■ **Work to do**:
Could you write out the records below exactly as they appear?
━━━━━ Provided records ━━━━━
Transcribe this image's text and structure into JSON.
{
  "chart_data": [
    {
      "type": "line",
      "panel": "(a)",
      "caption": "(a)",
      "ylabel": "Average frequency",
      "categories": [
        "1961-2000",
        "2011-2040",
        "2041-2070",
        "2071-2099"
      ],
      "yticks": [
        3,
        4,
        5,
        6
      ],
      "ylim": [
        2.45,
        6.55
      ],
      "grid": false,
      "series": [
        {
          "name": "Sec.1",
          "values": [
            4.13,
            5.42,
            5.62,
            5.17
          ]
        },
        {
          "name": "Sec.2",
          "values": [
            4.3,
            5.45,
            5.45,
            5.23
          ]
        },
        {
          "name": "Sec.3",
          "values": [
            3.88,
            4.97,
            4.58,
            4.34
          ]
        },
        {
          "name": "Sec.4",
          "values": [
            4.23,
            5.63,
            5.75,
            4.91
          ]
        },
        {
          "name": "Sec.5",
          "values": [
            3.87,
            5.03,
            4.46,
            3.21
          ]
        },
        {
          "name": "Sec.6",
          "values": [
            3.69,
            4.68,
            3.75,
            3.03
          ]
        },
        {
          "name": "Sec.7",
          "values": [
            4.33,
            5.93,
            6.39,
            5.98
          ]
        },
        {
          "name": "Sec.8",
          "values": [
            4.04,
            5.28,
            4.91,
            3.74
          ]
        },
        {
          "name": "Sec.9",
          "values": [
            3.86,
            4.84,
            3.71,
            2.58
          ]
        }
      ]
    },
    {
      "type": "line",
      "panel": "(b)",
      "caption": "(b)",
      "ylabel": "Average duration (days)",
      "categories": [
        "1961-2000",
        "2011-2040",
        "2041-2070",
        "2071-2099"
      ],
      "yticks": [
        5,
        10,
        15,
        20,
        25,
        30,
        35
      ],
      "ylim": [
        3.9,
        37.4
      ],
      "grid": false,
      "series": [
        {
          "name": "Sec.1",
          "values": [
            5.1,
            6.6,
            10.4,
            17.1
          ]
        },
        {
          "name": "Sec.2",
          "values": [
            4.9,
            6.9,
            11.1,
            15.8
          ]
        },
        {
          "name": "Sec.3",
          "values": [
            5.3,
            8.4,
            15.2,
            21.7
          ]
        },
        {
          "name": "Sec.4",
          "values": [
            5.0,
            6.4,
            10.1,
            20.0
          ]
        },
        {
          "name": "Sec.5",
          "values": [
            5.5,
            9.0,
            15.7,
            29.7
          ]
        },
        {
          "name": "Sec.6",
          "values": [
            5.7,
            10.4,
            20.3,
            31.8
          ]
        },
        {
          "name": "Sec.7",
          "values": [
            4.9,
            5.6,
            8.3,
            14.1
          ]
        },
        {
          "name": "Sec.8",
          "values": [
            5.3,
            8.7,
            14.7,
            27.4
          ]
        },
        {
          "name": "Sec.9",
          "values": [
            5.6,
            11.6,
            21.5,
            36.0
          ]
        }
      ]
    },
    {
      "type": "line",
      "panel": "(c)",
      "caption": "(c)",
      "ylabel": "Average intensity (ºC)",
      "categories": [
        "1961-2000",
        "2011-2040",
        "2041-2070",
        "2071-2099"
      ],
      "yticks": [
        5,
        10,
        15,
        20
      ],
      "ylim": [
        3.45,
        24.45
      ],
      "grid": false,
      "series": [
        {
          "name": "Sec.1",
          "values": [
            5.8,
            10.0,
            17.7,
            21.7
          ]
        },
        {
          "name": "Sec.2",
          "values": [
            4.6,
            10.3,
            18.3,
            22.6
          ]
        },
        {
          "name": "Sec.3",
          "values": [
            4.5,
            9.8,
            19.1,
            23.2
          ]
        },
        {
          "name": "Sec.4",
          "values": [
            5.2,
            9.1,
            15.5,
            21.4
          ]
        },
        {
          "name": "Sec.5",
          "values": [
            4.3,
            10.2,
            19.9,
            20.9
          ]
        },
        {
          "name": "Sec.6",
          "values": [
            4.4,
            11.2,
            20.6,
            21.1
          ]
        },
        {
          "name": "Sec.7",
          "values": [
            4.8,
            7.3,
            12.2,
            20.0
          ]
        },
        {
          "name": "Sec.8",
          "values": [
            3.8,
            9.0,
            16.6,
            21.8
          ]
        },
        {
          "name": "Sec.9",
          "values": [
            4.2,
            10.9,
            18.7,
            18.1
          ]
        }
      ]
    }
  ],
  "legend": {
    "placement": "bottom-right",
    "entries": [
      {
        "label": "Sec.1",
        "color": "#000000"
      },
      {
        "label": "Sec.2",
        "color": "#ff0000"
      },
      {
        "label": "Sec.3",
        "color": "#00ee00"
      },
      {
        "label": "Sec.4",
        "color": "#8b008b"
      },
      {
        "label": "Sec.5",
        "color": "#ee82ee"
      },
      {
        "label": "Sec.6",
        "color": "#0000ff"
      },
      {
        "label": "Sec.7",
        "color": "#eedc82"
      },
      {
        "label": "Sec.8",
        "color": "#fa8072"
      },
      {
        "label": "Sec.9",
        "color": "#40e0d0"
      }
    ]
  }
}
━━━━━
■ **Solved exercise**:
Transcribe this image's text and structure into JSON.
{
  "chart_data": [
    {
      "type": "line",
      "panel": "(a)",
      "caption": "(a)",
      "ylabel": "Average frequency",
      "categories": [
        "1961-2000",
        "2011-2040",
        "2041-2070",
        "2071-2099"
      ],
      "yticks": [
        3,
        4,
        5,
        6
      ],
      "ylim": [
        2.45,
        6.55
      ],
      "grid": false,
      "series": [
        {
          "name": "Sec.1",
          "values": [
            4.13,
            5.42,
            5.62,
            5.17
          ]
        },
        {
          "name": "Sec.2",
          "values": [
            4.3,
            5.45,
            5.45,
            5.23
          ]
        },
        {
          "name": "Sec.3",
          "values": [
            3.88,
            4.97,
            4.58,
            4.34
          ]
        },
        {
          "name": "Sec.4",
          "values": [
            4.23,
            5.63,
            5.75,
            4.91
          ]
        },
        {
          "name": "Sec.5",
          "values": [
            3.87,
            5.03,
            4.46,
            3.21
          ]
        },
        {
          "name": "Sec.6",
          "values": [
            3.69,
            4.68,
            3.75,
            3.03
          ]
        },
        {
          "name": "Sec.7",
          "values": [
            4.33,
            5.93,
            6.39,
            5.98
          ]
        },
        {
          "name": "Sec.8",
          "values": [
            4.04,
            5.28,
            4.91,
            3.74
          ]
        },
        {
          "name": "Sec.9",
          "values": [
            3.86,
            4.84,
            3.71,
            2.58
          ]
        }
      ]
    },
    {
      "type": "line",
      "panel": "(b)",
      "caption": "(b)",
      "ylabel": "Average duration (days)",
      "categories": [
        "1961-2000",
        "2011-2040",
        "2041-2070",
        "2071-2099"
      ],
      "yticks": [
        5,
        10,
        15,
        20,
        25,
        30,
        35
      ],
      "ylim": [
        3.9,
        37.4
      ],
      "grid": false,
      "series": [
        {
          "name": "Sec.1",
          "values": [
            5.1,
            6.6,
            10.4,
            17.1
          ]
        },
        {
          "name": "Sec.2",
          "values": [
            4.9,
            6.9,
            11.1,
            15.8
          ]
        },
        {
          "name": "Sec.3",
          "values": [
            5.3,
            8.4,
            15.2,
            21.7
          ]
        },
        {
          "name": "Sec.4",
          "values": [
            5.0,
            6.4,
            10.1,
            20.0
          ]
        },
        {
          "name": "Sec.5",
          "values": [
            5.5,
            9.0,
            15.7,
            29.7
          ]
        },
        {
          "name": "Sec.6",
          "values": [
            5.7,
            10.4,
            20.3,
            31.8
          ]
        },
        {
          "name": "Sec.7",
          "values": [
            4.9,
            5.6,
            8.3,
            14.1
          ]
        },
        {
          "name": "Sec.8",
          "values": [
            5.3,
            8.7,
            14.7,
            27.4
          ]
        },
        {
          "name": "Sec.9",
          "values": [
            5.6,
            11.6,
            21.5,
            36.0
          ]
        }
      ]
    },
    {
      "type": "line",
      "panel": "(c)",
      "caption": "(c)",
      "ylabel": "Average intensity (ºC)",
      "categories": [
        "1961-2000",
        "2011-2040",
        "2041-2070",
        "2071-2099"
      ],
      "yticks": [
        5,
        10,
        15,
        20
      ],
      "ylim": [
        3.45,
        24.45
      ],
      "grid": false,
      "series": [
        {
          "name": "Sec.1",
          "values": [
            5.8,
            10.0,
            17.7,
            21.7
          ]
        },
        {
          "name": "Sec.2",
          "values": [
            4.6,
            10.3,
            18.3,
            22.6
          ]
        },
        {
          "name": "Sec.3",
          "values": [
            4.5,
            9.8,
            19.1,
            23.2
          ]
        },
        {
          "name": "Sec.4",
          "values": [
            5.2,
            9.1,
            15.5,
            21.4
          ]
        },
        {
          "name": "Sec.5",
          "values": [
            4.3,
            10.2,
            19.9,
            20.9
          ]
        },
        {
          "name": "Sec.6",
          "values": [
            4.4,
            11.2,
            20.6,
            21.1
          ]
        },
        {
          "name": "Sec.7",
          "values": [
            4.8,
            7.3,
            12.2,
            20.0
          ]
        },
        {
          "name": "Sec.8",
          "values": [
            3.8,
            9.0,
            16.6,
            21.8
          ]
        },
        {
          "name": "Sec.9",
          "values": [
            4.2,
            10.9,
            18.7,
            18.1
          ]
        }
      ]
    }
  ],
  "legend": {
    "placement": "bottom-right",
    "entries": [
      {
        "label": "Sec.1",
        "color": "#000000"
      },
      {
        "label": "Sec.2",
        "color": "#ff0000"
      },
      {
        "label": "Sec.3",
        "color": "#00ee00"
      },
      {
        "label": "Sec.4",
        "color": "#8b008b"
      },
      {
        "label": "Sec.5",
        "color": "#ee82ee"
      },
      {
        "label": "Sec.6",
        "color": "#0000ff"
      },
      {
        "label": "Sec.7",
        "color": "#eedc82"
      },
      {
        "label": "Sec.8",
        "color": "#fa8072"
      },
      {
        "label": "Sec.9",
        "color": "#40e0d0"
      }
    ]
  }
}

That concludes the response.